§ **Problem statement**
Please transcribe the data that follows without the pictures, keeping every word the same.

—————

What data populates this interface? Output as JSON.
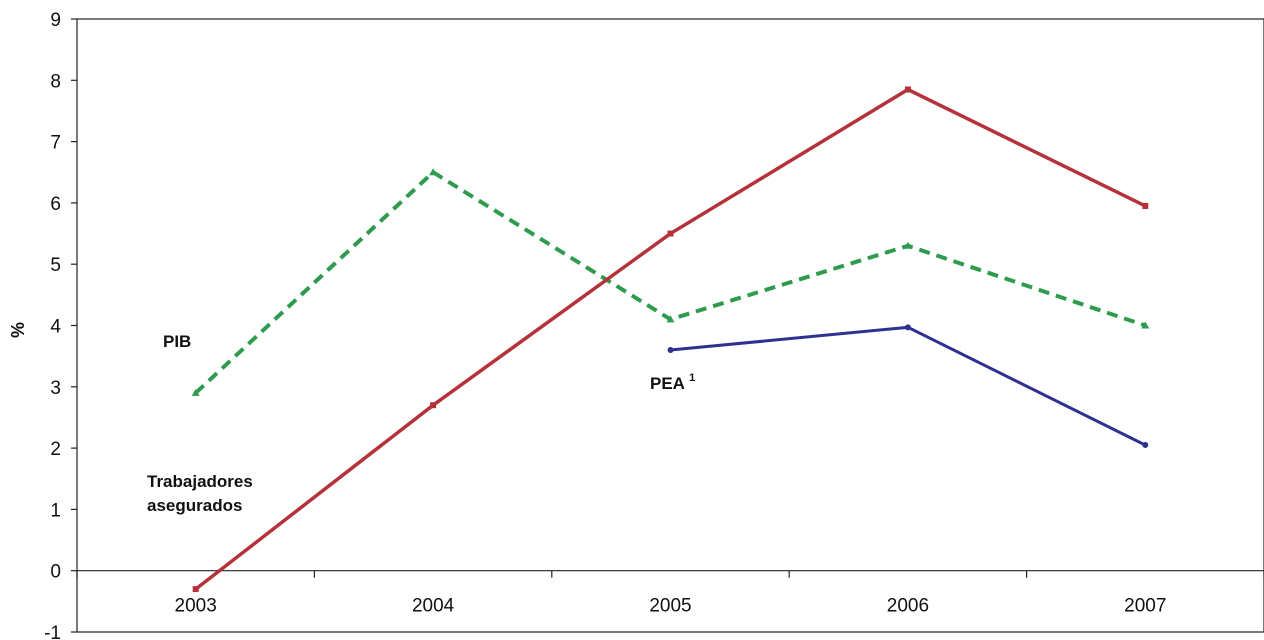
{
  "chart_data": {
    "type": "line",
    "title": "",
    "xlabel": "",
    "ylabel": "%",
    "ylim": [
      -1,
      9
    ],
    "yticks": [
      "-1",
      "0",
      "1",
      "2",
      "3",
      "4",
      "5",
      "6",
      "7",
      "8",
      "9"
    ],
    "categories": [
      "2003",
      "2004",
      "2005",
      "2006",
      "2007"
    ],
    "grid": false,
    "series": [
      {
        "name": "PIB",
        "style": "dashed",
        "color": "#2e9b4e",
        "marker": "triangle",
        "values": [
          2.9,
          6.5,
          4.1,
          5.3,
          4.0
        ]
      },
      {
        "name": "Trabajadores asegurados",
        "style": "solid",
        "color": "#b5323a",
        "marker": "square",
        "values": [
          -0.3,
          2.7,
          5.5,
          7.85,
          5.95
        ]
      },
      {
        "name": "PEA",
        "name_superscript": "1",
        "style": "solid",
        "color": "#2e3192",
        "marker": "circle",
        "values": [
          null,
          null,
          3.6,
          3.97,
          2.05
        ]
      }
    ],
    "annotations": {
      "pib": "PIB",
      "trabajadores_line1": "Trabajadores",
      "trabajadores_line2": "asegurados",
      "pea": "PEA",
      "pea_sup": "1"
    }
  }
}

—————

§ **Exercise solution**
What data populates this interface? Output as JSON.
{
  "chart_data": {
    "type": "line",
    "title": "",
    "xlabel": "",
    "ylabel": "%",
    "ylim": [
      -1,
      9
    ],
    "yticks": [
      "-1",
      "0",
      "1",
      "2",
      "3",
      "4",
      "5",
      "6",
      "7",
      "8",
      "9"
    ],
    "categories": [
      "2003",
      "2004",
      "2005",
      "2006",
      "2007"
    ],
    "grid": false,
    "series": [
      {
        "name": "PIB",
        "style": "dashed",
        "color": "#2e9b4e",
        "marker": "triangle",
        "values": [
          2.9,
          6.5,
          4.1,
          5.3,
          4.0
        ]
      },
      {
        "name": "Trabajadores asegurados",
        "style": "solid",
        "color": "#b5323a",
        "marker": "square",
        "values": [
          -0.3,
          2.7,
          5.5,
          7.85,
          5.95
        ]
      },
      {
        "name": "PEA",
        "name_superscript": "1",
        "style": "solid",
        "color": "#2e3192",
        "marker": "circle",
        "values": [
          null,
          null,
          3.6,
          3.97,
          2.05
        ]
      }
    ],
    "annotations": {
      "pib": "PIB",
      "trabajadores_line1": "Trabajadores",
      "trabajadores_line2": "asegurados",
      "pea": "PEA",
      "pea_sup": "1"
    }
  }
}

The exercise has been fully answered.